Exercise details: Retype all of the entries word for word.

Records for this exercise:
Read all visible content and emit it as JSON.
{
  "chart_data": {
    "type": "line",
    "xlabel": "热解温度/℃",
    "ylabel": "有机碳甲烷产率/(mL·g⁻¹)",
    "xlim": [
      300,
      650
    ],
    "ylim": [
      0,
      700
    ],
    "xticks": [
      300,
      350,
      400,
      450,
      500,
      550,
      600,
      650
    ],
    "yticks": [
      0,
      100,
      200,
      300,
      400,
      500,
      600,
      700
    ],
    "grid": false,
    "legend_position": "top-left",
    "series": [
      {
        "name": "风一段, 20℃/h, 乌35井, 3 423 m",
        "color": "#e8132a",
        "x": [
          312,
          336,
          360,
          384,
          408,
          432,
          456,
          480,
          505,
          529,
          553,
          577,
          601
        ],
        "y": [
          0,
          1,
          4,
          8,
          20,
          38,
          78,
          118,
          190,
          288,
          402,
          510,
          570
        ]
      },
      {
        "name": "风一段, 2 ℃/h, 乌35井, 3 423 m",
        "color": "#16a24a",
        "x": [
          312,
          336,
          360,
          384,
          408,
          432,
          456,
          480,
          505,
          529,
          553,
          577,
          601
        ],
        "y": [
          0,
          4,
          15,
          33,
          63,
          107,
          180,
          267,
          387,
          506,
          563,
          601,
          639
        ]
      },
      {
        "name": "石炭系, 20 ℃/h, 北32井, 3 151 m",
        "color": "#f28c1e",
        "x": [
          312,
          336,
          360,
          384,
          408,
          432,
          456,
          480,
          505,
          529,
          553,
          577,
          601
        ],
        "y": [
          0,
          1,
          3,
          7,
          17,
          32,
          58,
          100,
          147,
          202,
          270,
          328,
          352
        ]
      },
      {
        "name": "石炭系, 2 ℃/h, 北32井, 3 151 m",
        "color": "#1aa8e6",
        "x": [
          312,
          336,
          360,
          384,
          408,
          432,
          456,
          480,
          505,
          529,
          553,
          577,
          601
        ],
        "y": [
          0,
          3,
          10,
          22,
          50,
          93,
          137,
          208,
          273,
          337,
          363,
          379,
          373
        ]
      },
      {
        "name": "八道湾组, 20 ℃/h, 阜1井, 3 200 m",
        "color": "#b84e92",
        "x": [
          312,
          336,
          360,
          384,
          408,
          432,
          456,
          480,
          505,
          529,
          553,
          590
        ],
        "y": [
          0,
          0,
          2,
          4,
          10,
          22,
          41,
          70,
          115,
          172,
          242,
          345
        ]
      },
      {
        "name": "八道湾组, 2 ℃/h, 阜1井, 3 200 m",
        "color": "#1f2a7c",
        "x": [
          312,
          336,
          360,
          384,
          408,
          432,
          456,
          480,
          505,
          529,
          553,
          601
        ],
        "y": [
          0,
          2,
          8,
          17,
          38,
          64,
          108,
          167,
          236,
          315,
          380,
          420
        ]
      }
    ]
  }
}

Solution to the problem:
Read all visible content and emit it as JSON.
{
  "chart_data": {
    "type": "line",
    "xlabel": "热解温度/℃",
    "ylabel": "有机碳甲烷产率/(mL·g⁻¹)",
    "xlim": [
      300,
      650
    ],
    "ylim": [
      0,
      700
    ],
    "xticks": [
      300,
      350,
      400,
      450,
      500,
      550,
      600,
      650
    ],
    "yticks": [
      0,
      100,
      200,
      300,
      400,
      500,
      600,
      700
    ],
    "grid": false,
    "legend_position": "top-left",
    "series": [
      {
        "name": "风一段, 20℃/h, 乌35井, 3 423 m",
        "color": "#e8132a",
        "x": [
          312,
          336,
          360,
          384,
          408,
          432,
          456,
          480,
          505,
          529,
          553,
          577,
          601
        ],
        "y": [
          0,
          1,
          4,
          8,
          20,
          38,
          78,
          118,
          190,
          288,
          402,
          510,
          570
        ]
      },
      {
        "name": "风一段, 2 ℃/h, 乌35井, 3 423 m",
        "color": "#16a24a",
        "x": [
          312,
          336,
          360,
          384,
          408,
          432,
          456,
          480,
          505,
          529,
          553,
          577,
          601
        ],
        "y": [
          0,
          4,
          15,
          33,
          63,
          107,
          180,
          267,
          387,
          506,
          563,
          601,
          639
        ]
      },
      {
        "name": "石炭系, 20 ℃/h, 北32井, 3 151 m",
        "color": "#f28c1e",
        "x": [
          312,
          336,
          360,
          384,
          408,
          432,
          456,
          480,
          505,
          529,
          553,
          577,
          601
        ],
        "y": [
          0,
          1,
          3,
          7,
          17,
          32,
          58,
          100,
          147,
          202,
          270,
          328,
          352
        ]
      },
      {
        "name": "石炭系, 2 ℃/h, 北32井, 3 151 m",
        "color": "#1aa8e6",
        "x": [
          312,
          336,
          360,
          384,
          408,
          432,
          456,
          480,
          505,
          529,
          553,
          577,
          601
        ],
        "y": [
          0,
          3,
          10,
          22,
          50,
          93,
          137,
          208,
          273,
          337,
          363,
          379,
          373
        ]
      },
      {
        "name": "八道湾组, 20 ℃/h, 阜1井, 3 200 m",
        "color": "#b84e92",
        "x": [
          312,
          336,
          360,
          384,
          408,
          432,
          456,
          480,
          505,
          529,
          553,
          590
        ],
        "y": [
          0,
          0,
          2,
          4,
          10,
          22,
          41,
          70,
          115,
          172,
          242,
          345
        ]
      },
      {
        "name": "八道湾组, 2 ℃/h, 阜1井, 3 200 m",
        "color": "#1f2a7c",
        "x": [
          312,
          336,
          360,
          384,
          408,
          432,
          456,
          480,
          505,
          529,
          553,
          601
        ],
        "y": [
          0,
          2,
          8,
          17,
          38,
          64,
          108,
          167,
          236,
          315,
          380,
          420
        ]
      }
    ]
  }
}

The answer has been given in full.